**What you need to do**
Repeat every record below exactly, omitting any pictures.

**Provided records**
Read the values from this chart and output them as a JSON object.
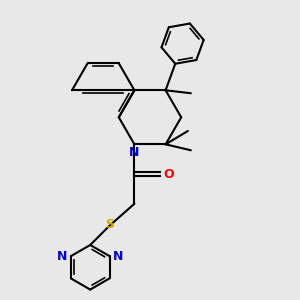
{
  "bg_color": "#e8e8e8",
  "bond_color": "#000000",
  "N_color": "#0000cc",
  "O_color": "#ff0000",
  "S_color": "#ccaa00",
  "lw": 1.5,
  "lw_inner": 1.2,
  "fig_size": [
    3.0,
    3.0
  ],
  "dpi": 100,
  "xlim": [
    0,
    10
  ],
  "ylim": [
    0,
    10
  ]
}
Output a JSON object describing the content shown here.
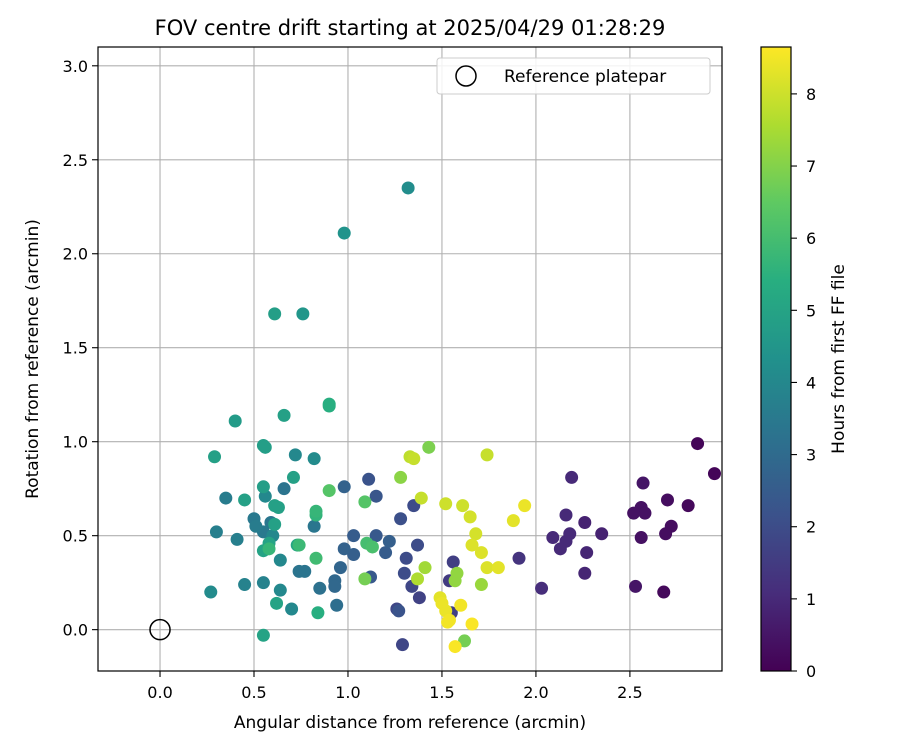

**Solution**
Read the values from this chart and output them as a JSON object.
{
  "bg_color": "#e8e8e8",
  "bond_color": "#000000",
  "N_color": "#0000cc",
  "O_color": "#ff0000",
  "S_color": "#ccaa00",
  "lw": 1.5,
  "lw_inner": 1.2,
  "fig_size": [
    3.0,
    3.0
  ],
  "dpi": 100,
  "xlim": [
    0,
    10
  ],
  "ylim": [
    0,
    10
  ]
}
Output a JSON object describing the content shown here.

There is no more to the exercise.